Out of scope — next milestone

v0.7.1 ships the agent-side plumbing for SWMManywhere and the cross-session memory layer. The modelling-science quality bars are explicitly out of scope and tracked as next-milestone work: calibration of the synthesised network against observed flows, systematic continuity-error characterisation across bbox sizes, a memory-aware calibration loop, negative-precedent handling in memory recall, and time-decay weighting for stale precedents.

Attribution

Network synthesis in v0.7.1 is the work of SWMManywhere by Imperial College London (BSD-3-Clause licensed). Please cite SWMManywhere in any publication that uses or extends the SWMManywhere workflows shown in this release.

=== WHAT NEEDS TO BE DONE ===
Answer these questions using the v0.7.1 notes:
1. What two things does v0.7.1 ship?
2. Which institution is credited for SWMManywhere?
3. Under what license is SWMManywhere released?

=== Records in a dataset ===
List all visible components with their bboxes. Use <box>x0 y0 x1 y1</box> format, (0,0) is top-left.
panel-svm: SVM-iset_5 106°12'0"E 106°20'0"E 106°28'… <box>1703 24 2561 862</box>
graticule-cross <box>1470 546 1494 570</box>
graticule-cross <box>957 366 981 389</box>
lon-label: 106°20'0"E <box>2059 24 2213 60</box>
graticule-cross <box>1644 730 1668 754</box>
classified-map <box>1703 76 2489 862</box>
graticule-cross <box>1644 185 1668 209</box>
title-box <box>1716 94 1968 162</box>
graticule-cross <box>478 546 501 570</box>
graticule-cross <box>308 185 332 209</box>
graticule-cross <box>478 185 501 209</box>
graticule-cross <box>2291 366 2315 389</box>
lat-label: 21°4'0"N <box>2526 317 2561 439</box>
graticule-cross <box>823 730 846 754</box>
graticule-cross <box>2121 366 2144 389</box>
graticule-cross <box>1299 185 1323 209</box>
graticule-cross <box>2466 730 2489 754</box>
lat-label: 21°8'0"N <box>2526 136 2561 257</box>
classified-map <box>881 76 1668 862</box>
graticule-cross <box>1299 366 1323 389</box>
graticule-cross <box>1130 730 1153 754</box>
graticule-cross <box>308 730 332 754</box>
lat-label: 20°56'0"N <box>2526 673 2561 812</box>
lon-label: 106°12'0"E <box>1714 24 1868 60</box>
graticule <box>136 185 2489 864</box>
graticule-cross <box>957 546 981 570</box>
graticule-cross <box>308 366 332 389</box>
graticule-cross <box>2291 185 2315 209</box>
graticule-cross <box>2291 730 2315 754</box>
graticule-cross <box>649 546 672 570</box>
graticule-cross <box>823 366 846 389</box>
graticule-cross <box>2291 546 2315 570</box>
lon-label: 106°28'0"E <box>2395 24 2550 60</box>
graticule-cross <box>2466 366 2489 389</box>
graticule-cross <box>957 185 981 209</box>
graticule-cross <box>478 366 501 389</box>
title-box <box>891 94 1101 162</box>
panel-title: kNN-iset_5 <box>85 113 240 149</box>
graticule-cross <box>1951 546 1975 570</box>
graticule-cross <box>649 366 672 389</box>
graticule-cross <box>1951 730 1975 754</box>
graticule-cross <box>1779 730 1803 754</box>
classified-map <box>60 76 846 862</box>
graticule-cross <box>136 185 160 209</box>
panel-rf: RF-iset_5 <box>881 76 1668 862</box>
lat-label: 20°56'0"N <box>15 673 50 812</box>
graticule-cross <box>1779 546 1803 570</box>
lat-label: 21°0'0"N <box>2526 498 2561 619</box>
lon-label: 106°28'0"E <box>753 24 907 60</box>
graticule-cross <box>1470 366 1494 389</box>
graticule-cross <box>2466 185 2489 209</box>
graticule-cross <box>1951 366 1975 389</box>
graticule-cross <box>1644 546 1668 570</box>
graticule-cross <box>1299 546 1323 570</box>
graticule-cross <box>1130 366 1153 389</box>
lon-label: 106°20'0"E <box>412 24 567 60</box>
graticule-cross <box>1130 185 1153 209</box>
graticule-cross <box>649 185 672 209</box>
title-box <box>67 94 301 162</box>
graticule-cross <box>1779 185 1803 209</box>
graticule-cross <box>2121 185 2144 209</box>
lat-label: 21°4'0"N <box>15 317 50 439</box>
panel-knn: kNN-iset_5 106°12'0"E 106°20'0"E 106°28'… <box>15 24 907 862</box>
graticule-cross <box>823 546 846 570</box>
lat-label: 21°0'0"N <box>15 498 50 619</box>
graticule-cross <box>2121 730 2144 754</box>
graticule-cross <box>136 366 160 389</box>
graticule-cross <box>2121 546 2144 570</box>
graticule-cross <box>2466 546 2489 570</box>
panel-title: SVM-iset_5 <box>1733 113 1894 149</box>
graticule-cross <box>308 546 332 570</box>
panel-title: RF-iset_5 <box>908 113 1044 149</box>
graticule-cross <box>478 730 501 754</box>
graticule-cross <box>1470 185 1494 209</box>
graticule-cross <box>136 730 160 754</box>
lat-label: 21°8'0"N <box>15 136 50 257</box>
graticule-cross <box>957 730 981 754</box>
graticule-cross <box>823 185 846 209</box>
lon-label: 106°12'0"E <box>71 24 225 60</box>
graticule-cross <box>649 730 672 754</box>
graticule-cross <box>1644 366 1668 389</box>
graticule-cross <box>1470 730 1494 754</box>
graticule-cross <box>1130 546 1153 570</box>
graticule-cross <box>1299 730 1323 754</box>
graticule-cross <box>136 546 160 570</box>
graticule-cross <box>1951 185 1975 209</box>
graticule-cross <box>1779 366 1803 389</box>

=== EXPECTED ANSWER ===
1. The agent-side plumbing for SWMManywhere and the cross-session memory layer.
2. Imperial College London.
3. BSD-3-Clause.